**Figure data in JSON**
____________

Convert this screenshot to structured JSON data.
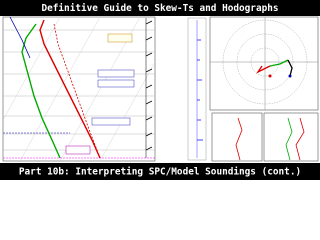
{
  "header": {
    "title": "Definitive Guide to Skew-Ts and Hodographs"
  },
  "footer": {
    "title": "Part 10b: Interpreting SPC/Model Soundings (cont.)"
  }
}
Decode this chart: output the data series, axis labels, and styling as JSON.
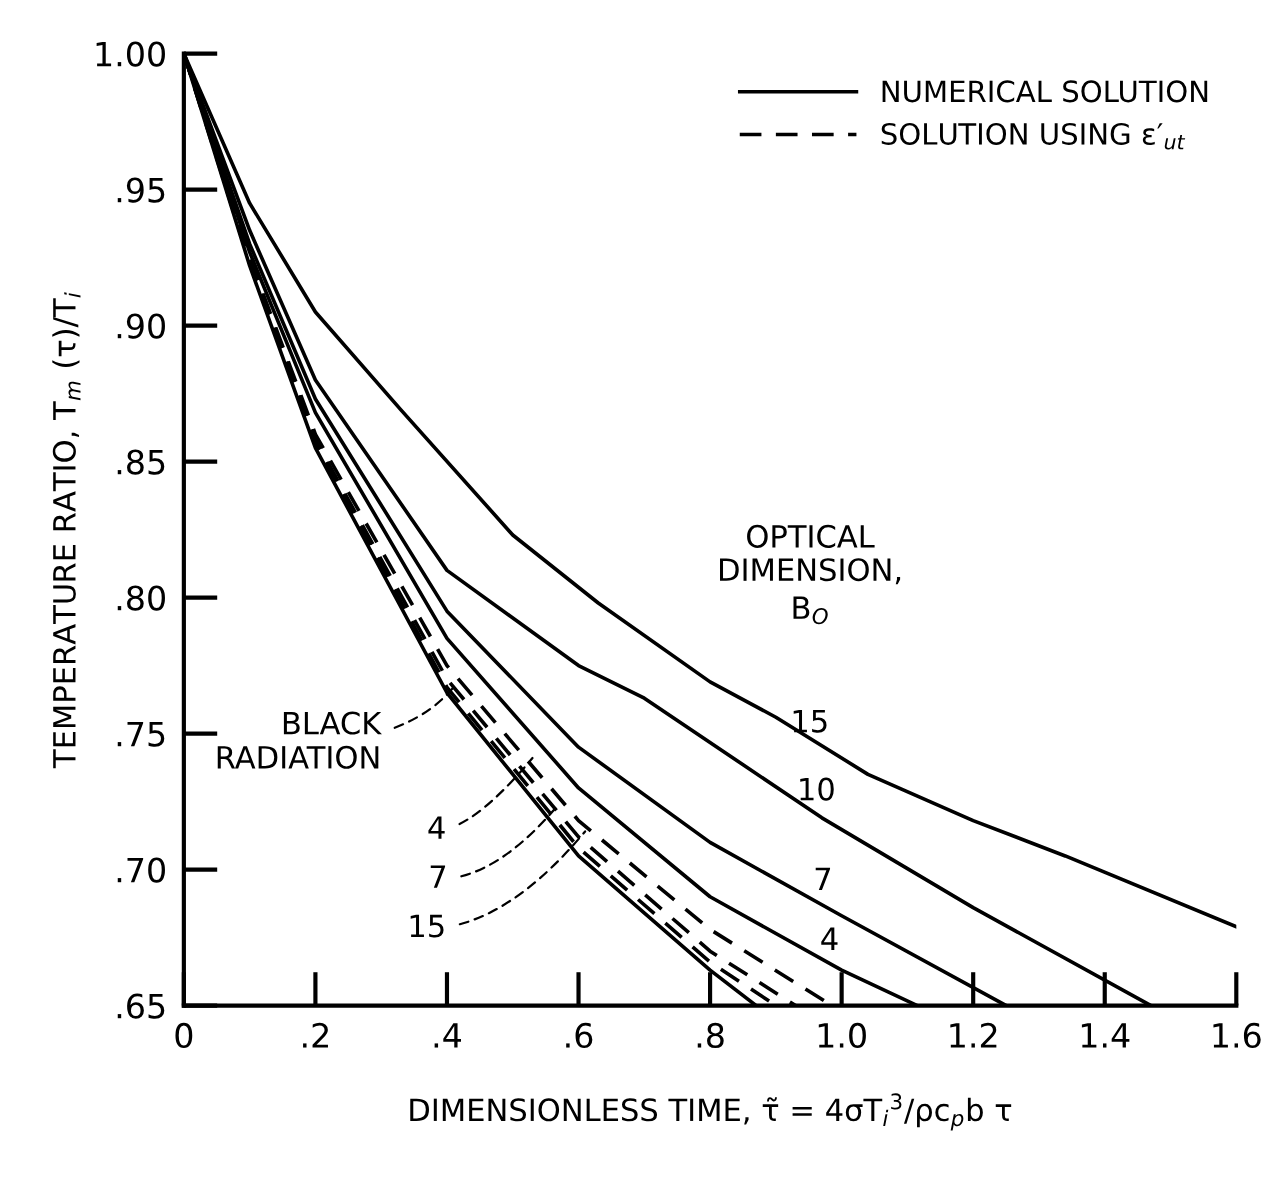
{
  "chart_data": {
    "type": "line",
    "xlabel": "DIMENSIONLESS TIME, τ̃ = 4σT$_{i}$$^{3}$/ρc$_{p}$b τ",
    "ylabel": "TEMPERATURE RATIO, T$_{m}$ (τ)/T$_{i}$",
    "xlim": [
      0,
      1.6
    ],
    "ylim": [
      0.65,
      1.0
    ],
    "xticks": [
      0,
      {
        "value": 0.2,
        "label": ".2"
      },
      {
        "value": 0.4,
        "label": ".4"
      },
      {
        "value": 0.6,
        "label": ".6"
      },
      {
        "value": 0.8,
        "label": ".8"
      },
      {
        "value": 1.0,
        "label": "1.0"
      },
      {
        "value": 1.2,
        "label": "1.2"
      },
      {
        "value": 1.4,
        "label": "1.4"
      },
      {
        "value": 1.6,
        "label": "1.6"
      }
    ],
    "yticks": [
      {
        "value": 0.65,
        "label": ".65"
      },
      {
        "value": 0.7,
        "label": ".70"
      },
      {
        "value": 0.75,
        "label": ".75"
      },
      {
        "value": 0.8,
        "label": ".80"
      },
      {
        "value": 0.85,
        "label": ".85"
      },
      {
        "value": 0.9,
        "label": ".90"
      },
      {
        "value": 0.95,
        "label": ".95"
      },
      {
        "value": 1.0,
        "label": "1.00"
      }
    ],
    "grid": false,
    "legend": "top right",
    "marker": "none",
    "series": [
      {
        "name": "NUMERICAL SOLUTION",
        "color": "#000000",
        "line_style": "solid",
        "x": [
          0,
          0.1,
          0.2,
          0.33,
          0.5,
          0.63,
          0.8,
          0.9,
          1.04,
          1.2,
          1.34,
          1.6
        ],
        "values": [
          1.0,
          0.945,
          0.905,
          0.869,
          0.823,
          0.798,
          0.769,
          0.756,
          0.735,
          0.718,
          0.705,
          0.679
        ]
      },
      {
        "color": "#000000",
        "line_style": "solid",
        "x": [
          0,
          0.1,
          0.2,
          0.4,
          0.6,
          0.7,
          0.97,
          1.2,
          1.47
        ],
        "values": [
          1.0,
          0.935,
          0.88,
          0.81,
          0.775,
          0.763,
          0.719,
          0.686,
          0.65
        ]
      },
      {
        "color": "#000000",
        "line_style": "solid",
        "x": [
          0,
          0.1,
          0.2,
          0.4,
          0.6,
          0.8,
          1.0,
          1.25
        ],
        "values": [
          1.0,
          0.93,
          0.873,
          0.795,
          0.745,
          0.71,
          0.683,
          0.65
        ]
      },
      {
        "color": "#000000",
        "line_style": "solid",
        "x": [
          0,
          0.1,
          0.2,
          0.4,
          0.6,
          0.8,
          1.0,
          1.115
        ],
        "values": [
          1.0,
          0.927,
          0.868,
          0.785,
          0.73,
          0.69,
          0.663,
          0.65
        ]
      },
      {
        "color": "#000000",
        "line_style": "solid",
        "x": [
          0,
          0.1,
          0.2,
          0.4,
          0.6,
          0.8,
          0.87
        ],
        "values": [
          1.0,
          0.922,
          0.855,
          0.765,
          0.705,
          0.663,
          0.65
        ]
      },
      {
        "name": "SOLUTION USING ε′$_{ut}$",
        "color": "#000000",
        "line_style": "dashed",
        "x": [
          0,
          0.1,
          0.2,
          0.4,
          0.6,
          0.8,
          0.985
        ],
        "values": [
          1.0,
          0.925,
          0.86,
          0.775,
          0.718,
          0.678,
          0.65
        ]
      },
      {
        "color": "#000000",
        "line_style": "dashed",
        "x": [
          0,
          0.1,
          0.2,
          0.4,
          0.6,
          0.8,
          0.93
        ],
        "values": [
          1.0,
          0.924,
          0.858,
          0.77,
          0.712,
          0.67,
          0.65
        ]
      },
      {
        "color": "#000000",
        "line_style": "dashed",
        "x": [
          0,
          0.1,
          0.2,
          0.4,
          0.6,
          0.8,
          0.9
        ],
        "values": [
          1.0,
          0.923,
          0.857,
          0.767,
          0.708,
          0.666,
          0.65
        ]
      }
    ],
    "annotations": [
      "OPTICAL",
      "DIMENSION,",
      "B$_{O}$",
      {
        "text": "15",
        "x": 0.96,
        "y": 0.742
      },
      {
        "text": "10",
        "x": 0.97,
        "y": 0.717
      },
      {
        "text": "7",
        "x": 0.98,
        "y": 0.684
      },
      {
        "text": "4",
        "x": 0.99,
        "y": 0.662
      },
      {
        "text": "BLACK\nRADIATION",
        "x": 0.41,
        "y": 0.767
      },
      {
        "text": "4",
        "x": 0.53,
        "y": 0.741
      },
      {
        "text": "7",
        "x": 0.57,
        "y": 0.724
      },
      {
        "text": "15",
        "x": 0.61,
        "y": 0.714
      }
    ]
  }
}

____________

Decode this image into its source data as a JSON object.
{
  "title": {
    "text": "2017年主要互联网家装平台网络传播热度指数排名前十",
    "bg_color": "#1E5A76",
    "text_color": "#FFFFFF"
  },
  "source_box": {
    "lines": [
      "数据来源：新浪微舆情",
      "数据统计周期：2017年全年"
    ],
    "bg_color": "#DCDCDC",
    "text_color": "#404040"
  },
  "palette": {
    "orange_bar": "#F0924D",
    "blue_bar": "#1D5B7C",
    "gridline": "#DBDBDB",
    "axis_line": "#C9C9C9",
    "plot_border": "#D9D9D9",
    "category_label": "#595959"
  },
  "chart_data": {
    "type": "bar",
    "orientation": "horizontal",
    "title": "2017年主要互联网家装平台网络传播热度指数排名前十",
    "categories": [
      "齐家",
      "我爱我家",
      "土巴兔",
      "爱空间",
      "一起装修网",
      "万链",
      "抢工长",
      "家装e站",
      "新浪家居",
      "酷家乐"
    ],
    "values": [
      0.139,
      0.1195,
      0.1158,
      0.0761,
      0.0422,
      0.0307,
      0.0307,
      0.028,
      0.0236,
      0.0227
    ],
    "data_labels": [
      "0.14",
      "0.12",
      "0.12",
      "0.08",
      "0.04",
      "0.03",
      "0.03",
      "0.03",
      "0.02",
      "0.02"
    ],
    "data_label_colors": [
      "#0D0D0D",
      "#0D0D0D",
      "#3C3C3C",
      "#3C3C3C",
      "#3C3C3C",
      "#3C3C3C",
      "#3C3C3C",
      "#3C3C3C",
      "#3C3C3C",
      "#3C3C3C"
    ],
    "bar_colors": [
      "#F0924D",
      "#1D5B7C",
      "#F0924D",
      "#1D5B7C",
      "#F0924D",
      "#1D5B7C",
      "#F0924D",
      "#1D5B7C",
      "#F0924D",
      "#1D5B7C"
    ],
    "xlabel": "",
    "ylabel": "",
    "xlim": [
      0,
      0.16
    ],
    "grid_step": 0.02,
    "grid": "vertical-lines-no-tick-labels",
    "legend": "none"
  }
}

____________

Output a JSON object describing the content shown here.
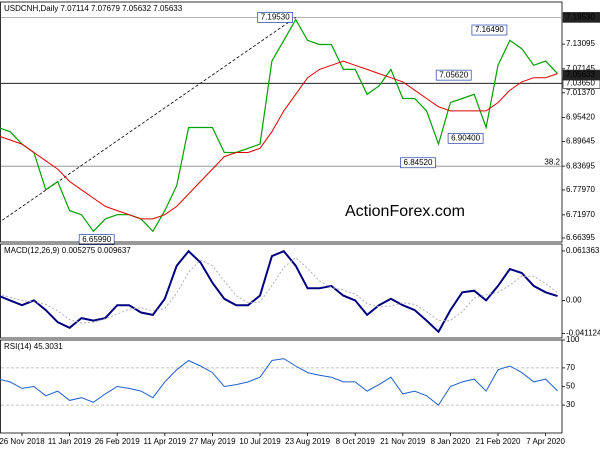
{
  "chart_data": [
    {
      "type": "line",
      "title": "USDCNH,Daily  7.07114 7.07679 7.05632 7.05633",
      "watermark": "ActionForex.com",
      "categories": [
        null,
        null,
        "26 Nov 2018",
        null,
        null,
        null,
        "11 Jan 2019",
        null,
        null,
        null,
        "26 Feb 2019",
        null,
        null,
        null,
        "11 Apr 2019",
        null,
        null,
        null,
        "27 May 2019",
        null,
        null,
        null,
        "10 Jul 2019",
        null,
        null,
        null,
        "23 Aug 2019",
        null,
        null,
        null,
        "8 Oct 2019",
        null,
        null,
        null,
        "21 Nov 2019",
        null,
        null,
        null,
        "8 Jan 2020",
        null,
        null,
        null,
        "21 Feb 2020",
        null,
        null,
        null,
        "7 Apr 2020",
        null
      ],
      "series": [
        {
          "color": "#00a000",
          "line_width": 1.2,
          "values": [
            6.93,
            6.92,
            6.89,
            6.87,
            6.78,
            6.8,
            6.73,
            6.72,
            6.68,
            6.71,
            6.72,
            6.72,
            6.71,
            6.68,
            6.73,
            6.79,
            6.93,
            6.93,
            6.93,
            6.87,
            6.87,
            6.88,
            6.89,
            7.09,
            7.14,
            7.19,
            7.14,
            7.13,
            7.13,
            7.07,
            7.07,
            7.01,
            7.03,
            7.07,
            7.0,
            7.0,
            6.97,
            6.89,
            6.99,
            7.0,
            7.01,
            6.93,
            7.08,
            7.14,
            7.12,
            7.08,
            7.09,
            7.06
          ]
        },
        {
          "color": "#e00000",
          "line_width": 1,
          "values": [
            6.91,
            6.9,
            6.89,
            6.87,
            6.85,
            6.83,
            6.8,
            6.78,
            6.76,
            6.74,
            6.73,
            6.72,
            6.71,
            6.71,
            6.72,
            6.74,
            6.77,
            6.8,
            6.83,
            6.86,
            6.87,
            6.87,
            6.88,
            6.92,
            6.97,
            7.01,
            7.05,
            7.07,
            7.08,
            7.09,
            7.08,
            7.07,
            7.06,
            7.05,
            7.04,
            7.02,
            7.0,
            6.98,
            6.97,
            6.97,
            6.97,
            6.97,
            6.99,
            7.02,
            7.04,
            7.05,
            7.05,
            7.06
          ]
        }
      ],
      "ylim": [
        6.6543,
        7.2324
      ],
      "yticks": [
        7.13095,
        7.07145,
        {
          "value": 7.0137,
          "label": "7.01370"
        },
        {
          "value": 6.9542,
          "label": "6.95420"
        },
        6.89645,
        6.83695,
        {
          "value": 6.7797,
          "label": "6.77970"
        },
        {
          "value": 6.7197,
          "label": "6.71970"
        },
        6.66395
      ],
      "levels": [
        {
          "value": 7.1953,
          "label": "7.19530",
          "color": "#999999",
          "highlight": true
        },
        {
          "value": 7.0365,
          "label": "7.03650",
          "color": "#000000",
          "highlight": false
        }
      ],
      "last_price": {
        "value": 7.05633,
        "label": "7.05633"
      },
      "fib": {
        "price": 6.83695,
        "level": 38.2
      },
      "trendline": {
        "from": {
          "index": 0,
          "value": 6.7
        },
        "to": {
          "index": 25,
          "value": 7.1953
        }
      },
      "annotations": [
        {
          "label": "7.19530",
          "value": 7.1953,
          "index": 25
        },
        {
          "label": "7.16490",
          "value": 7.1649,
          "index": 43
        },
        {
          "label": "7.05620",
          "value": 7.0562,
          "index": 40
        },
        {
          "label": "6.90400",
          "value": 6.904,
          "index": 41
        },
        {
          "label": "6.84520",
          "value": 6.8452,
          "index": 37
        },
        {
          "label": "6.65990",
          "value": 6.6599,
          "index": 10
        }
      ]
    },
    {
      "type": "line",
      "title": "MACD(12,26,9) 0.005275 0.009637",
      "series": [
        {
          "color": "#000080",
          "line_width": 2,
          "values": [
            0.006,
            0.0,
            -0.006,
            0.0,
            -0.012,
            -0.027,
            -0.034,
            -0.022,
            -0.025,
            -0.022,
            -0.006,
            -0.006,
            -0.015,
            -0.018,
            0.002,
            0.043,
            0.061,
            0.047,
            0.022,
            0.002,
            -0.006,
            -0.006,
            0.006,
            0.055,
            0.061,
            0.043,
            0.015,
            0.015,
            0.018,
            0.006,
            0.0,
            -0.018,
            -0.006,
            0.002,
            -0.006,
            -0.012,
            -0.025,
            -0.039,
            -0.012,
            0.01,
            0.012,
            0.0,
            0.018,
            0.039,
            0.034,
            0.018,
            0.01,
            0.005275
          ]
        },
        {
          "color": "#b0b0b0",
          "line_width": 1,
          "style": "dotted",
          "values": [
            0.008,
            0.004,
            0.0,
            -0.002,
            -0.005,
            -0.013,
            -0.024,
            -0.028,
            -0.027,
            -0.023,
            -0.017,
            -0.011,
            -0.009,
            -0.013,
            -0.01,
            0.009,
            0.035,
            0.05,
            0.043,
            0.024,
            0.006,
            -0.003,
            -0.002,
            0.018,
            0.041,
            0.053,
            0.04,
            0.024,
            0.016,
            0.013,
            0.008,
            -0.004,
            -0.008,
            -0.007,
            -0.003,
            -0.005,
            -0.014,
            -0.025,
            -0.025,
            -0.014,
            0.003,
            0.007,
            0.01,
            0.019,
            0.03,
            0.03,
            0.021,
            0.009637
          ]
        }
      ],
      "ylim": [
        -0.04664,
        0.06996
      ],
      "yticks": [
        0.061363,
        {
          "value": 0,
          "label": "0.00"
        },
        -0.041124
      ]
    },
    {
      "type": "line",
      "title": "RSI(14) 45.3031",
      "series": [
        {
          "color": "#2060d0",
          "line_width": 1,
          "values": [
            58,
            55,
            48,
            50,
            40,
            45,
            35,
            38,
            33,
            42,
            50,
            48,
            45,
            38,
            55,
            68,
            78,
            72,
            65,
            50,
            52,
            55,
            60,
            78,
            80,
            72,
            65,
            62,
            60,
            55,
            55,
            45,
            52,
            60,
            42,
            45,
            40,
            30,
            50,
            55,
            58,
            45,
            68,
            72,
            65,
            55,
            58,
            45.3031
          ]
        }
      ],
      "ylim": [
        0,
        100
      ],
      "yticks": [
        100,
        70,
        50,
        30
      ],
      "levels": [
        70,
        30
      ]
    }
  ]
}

____________

**Requirements**
Copy every line of the listing that contains the word "title".

**Final result**
    "title": "Definitive Guide to Skew-Ts and Hodographs"
    "title": "Part 10b: Interpreting SPC/Model Soundings (cont.)"
  "title": {
    "title": "2017年主要互联网家装平台网络传播热度指数排名前十",
      "title": "USDCNH,Daily  7.07114 7.07679 7.05632 7.05633",
      "title": "MACD(12,26,9) 0.005275 0.009637",
      "title": "RSI(14) 45.3031",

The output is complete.